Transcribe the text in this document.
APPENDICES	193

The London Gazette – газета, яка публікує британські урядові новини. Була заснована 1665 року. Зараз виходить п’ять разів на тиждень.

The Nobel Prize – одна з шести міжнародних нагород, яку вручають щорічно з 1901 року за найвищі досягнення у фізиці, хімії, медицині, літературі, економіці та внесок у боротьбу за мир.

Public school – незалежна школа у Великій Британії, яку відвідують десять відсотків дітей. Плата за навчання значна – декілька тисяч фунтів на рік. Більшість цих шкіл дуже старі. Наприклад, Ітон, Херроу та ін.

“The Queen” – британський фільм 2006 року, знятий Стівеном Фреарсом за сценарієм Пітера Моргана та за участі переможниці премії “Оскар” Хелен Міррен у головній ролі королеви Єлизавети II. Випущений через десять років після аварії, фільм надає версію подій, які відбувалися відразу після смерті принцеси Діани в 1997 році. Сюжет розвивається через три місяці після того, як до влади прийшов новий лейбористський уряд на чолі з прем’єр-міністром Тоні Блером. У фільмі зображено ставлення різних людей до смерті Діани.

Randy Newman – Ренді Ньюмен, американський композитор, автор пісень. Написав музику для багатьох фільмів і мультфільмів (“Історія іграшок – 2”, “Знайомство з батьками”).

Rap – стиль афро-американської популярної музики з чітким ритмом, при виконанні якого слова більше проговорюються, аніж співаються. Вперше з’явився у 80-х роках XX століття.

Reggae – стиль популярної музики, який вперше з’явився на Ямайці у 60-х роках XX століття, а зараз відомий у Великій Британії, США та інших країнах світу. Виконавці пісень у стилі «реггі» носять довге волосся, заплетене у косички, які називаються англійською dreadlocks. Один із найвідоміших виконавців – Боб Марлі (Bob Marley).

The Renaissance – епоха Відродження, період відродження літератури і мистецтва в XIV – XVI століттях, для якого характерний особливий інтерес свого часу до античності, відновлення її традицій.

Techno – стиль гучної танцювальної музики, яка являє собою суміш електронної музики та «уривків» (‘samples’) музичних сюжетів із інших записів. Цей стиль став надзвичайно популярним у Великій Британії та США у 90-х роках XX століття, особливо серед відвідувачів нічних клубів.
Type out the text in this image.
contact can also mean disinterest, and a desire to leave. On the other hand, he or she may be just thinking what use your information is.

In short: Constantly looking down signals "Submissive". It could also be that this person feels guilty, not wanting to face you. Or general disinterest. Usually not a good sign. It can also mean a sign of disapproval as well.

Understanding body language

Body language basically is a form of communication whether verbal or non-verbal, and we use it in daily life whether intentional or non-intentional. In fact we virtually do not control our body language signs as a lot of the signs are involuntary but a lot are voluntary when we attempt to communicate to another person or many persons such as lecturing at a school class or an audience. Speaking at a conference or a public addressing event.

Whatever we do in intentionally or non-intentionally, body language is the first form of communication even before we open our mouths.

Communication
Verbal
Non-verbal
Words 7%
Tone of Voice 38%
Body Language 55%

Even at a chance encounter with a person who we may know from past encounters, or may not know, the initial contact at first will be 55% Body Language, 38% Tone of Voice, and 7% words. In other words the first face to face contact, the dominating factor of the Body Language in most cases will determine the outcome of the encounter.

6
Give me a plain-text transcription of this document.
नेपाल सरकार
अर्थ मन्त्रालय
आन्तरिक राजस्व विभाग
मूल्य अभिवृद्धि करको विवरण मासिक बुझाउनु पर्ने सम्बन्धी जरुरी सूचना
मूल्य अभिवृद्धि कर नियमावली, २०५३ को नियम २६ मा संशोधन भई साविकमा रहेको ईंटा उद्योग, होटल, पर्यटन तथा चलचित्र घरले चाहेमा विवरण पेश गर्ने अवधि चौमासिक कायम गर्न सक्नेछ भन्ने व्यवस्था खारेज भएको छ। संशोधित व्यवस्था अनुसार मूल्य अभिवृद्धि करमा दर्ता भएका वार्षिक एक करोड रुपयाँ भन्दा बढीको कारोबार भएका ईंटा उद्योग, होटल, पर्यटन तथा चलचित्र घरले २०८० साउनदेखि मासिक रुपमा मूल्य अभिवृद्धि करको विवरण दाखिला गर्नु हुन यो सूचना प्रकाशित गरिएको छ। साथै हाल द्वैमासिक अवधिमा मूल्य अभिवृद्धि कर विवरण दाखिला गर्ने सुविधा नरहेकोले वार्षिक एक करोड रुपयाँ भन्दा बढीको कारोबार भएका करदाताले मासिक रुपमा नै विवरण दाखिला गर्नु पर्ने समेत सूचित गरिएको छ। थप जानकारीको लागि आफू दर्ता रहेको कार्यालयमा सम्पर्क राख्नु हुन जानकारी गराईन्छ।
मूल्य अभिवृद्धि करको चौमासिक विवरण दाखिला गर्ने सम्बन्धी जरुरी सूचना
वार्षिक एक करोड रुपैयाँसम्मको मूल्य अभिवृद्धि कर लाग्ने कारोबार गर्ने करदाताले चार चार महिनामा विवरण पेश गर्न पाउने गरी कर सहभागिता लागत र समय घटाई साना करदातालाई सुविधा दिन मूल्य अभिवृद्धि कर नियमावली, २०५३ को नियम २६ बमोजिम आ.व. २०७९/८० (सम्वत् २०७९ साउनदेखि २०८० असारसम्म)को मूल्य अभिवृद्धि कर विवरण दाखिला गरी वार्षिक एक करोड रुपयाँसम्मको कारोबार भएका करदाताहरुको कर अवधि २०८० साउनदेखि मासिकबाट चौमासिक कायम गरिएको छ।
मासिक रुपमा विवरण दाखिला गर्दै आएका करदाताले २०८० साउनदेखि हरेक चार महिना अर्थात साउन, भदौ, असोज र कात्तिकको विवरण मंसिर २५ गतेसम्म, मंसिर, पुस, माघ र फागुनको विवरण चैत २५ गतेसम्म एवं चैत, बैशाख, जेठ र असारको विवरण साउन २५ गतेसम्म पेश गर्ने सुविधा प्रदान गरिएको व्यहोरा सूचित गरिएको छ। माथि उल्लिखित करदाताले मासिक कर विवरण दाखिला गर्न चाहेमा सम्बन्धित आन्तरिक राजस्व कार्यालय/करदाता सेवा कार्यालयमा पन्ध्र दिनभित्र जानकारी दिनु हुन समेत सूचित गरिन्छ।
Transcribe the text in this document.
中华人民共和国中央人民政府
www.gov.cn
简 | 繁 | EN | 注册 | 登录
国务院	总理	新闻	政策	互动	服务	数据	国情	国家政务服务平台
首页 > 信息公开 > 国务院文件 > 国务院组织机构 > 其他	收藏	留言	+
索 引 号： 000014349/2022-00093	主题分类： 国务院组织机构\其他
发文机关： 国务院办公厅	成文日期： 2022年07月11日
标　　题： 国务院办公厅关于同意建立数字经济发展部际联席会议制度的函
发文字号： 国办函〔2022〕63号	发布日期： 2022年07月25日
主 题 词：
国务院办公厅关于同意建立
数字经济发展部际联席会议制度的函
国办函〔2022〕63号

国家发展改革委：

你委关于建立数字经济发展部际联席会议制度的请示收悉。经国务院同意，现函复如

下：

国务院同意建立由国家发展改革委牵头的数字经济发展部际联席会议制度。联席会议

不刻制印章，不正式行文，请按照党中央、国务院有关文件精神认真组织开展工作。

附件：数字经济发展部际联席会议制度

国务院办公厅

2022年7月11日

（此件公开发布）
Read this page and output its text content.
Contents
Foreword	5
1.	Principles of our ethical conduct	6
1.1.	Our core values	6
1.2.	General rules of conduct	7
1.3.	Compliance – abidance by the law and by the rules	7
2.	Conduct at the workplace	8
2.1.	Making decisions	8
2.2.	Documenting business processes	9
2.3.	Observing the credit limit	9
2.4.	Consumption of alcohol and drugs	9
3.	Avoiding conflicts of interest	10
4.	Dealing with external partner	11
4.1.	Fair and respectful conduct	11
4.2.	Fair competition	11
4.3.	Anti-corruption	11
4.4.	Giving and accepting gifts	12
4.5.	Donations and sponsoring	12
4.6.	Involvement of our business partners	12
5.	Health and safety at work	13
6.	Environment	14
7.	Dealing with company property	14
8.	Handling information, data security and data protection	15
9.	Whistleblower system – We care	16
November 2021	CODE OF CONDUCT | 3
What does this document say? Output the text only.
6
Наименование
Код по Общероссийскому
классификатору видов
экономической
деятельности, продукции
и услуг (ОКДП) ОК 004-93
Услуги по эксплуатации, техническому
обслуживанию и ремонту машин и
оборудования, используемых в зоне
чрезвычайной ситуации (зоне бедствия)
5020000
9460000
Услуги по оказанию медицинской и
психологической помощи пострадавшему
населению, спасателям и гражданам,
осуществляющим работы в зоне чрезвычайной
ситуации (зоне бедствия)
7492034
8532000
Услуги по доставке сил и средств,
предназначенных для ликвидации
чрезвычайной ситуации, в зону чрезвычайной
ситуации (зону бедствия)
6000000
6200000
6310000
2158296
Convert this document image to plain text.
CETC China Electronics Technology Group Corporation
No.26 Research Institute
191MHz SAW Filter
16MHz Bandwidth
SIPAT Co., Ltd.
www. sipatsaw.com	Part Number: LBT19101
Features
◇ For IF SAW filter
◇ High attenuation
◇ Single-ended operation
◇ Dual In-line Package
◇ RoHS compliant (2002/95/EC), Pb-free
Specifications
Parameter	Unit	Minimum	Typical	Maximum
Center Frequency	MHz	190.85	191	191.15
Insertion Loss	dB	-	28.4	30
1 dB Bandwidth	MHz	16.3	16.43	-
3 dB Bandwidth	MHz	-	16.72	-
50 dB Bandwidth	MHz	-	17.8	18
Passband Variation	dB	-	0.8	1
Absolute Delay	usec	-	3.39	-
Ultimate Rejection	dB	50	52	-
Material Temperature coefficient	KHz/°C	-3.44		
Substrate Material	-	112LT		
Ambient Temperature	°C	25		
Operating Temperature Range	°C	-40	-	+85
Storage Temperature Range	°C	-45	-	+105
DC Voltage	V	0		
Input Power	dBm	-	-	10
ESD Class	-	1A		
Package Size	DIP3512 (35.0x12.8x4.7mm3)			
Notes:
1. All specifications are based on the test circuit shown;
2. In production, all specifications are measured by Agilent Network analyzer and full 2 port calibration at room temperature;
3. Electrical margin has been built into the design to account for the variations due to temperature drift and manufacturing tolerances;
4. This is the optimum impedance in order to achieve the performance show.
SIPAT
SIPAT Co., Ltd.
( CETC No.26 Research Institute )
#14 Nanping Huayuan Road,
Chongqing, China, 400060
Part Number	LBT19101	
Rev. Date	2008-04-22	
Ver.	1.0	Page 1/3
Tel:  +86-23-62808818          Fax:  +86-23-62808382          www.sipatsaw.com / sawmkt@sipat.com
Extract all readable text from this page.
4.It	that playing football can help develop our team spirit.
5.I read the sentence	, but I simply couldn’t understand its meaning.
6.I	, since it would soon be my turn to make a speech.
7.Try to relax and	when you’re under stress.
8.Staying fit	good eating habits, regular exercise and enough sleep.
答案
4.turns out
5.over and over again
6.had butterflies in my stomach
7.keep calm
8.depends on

^^^^

Take each line of the material that contains the word "person" and list it.

RESPONSE TO THE EXERCISE:
In short: Constantly looking down signals "Submissive". It could also be that this person feels guilty, not wanting to face you. Or general disinterest. Usually not a good sign. It can also mean a sign of disapproval as well.
Body language basically is a form of communication whether verbal or non-verbal, and we use it in daily life whether intentional or non-intentional. In fact we virtually do not control our body language signs as a lot of the signs are involuntary but a lot are voluntary when we attempt to communicate to another person or many persons such as lecturing at a school class or an audience. Speaking at a conference or a public addressing event.
Even at a chance encounter with a person who we may know from past encounters, or may not know, the initial contact at first will be 55% Body Language, 38% Tone of Voice, and 7% words. In other words the first face to face contact, the dominating factor of the Body Language in most cases will determine the outcome of the encounter.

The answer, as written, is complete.